— begin Data to use —

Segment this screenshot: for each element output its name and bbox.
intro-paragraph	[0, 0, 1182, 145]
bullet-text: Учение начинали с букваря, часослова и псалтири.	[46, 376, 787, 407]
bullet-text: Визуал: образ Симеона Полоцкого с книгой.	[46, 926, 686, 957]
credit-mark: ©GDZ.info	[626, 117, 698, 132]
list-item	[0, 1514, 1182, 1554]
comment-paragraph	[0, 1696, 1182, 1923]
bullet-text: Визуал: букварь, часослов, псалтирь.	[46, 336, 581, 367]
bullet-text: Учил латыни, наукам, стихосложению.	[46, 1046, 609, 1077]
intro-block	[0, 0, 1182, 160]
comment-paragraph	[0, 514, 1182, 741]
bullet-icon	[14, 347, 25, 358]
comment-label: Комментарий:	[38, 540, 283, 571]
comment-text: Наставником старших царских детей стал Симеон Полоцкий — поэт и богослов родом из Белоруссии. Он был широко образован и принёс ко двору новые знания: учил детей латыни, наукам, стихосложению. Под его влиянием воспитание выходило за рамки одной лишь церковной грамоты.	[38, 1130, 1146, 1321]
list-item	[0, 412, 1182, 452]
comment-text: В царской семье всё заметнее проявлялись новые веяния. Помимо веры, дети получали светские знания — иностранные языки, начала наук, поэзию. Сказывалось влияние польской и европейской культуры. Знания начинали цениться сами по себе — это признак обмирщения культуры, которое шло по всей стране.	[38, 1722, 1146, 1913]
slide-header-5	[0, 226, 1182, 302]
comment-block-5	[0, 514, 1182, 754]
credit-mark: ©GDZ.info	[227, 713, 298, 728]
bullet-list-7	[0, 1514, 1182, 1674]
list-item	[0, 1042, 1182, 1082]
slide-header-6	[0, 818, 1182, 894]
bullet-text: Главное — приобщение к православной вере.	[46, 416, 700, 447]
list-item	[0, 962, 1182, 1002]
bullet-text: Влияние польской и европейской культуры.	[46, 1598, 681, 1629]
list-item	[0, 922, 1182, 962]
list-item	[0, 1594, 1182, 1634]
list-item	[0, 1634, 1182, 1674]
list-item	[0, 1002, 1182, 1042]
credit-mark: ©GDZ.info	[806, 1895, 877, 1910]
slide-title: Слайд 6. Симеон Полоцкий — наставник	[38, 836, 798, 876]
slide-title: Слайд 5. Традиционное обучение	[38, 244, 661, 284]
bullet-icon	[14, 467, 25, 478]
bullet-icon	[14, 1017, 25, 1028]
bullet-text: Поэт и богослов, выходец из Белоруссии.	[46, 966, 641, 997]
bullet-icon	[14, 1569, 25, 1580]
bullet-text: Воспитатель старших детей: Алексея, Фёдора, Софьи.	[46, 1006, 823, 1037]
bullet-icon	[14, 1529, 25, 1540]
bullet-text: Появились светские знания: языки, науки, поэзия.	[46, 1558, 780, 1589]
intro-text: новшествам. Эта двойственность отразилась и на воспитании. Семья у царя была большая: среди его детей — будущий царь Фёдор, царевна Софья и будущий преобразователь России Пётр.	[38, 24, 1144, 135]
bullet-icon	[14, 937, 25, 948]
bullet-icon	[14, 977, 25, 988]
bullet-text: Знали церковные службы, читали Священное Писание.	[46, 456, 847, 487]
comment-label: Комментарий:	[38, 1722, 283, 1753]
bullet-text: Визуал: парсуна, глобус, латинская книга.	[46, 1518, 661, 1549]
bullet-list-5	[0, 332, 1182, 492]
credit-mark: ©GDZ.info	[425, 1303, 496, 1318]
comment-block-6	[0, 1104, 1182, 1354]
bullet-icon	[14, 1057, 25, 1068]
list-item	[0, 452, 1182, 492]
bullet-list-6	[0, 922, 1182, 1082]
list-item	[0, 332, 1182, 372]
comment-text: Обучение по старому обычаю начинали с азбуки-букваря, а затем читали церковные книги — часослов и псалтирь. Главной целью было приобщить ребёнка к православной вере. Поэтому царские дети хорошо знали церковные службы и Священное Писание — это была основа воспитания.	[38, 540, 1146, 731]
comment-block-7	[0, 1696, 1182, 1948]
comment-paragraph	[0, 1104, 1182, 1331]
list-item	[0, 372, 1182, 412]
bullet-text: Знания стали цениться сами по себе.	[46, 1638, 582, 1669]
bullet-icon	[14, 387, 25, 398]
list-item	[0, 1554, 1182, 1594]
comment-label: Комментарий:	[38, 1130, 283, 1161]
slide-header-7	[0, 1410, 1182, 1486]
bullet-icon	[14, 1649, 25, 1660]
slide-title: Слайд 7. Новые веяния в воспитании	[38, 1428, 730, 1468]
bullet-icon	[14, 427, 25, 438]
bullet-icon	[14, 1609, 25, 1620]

— end Data to use —

Aim of the exercise: Rewrite the records from their start through the line containing "1514, 1182, 1554]", with "credit-mark" replaced by "watermark" and everything else unchanged.

Reply to the task:
Segment this screenshot: for each element output its name and bbox.
intro-paragraph	[0, 0, 1182, 145]
bullet-text: Учение начинали с букваря, часослова и псалтири.	[46, 376, 787, 407]
bullet-text: Визуал: образ Симеона Полоцкого с книгой.	[46, 926, 686, 957]
watermark: ©GDZ.info	[626, 117, 698, 132]
list-item	[0, 1514, 1182, 1554]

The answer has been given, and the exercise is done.